# START OF RECORDS PROVIDED
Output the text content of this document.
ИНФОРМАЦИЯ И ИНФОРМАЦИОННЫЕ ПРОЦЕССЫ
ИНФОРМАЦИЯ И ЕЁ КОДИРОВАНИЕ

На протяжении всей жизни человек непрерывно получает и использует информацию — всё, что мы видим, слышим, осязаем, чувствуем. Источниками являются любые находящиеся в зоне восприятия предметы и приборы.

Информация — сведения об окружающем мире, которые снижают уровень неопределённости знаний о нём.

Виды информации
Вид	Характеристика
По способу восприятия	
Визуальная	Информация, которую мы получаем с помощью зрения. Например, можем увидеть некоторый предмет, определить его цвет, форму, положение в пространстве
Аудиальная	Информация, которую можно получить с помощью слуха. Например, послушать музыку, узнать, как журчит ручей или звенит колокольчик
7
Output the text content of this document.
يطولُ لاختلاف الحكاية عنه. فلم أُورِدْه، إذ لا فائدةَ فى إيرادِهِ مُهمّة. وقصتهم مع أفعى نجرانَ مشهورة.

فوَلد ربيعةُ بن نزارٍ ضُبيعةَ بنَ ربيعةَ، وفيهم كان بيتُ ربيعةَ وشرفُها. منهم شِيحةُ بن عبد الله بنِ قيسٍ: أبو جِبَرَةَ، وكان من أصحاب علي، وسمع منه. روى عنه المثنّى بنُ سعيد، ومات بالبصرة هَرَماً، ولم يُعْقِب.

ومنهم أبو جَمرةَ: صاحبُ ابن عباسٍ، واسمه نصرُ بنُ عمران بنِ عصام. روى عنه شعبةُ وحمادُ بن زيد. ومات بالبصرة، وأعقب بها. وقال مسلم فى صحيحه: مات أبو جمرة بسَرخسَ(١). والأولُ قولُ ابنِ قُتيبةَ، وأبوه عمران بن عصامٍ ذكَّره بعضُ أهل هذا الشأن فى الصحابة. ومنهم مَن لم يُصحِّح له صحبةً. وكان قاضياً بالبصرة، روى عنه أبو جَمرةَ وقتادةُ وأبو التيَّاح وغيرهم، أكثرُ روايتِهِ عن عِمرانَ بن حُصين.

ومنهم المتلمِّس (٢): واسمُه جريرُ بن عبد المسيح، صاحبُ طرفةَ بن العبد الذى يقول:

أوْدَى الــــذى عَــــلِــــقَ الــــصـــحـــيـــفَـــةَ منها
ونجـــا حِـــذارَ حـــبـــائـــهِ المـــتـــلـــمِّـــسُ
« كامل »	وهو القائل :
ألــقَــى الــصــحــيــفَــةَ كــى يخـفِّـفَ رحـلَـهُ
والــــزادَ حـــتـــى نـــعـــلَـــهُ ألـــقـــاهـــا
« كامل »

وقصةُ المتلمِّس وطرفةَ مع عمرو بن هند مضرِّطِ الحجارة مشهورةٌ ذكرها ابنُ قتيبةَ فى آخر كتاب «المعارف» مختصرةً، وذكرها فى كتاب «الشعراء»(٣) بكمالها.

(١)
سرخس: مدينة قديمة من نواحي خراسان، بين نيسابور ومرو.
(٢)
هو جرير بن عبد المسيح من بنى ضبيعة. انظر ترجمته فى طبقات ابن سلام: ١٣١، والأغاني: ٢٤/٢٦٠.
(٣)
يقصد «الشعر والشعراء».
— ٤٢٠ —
# END OF RECORDS PROVIDED
SHORT TASK
Which lines contain the word "بالبصرة"? Return each of them.

RESPONSE TO THIS EXERCISE
فوَلد ربيعةُ بن نزارٍ ضُبيعةَ بنَ ربيعةَ، وفيهم كان بيتُ ربيعةَ وشرفُها. منهم شِيحةُ بن عبد الله بنِ قيسٍ: أبو جِبَرَةَ، وكان من أصحاب علي، وسمع منه. روى عنه المثنّى بنُ سعيد، ومات بالبصرة هَرَماً، ولم يُعْقِب.
ومنهم أبو جَمرةَ: صاحبُ ابن عباسٍ، واسمه نصرُ بنُ عمران بنِ عصام. روى عنه شعبةُ وحمادُ بن زيد. ومات بالبصرة، وأعقب بها. وقال مسلم فى صحيحه: مات أبو جمرة بسَرخسَ(١). والأولُ قولُ ابنِ قُتيبةَ، وأبوه عمران بن عصامٍ ذكَّره بعضُ أهل هذا الشأن فى الصحابة. ومنهم مَن لم يُصحِّح له صحبةً. وكان قاضياً بالبصرة، روى عنه أبو جَمرةَ وقتادةُ وأبو التيَّاح وغيرهم، أكثرُ روايتِهِ عن عِمرانَ بن حُصين.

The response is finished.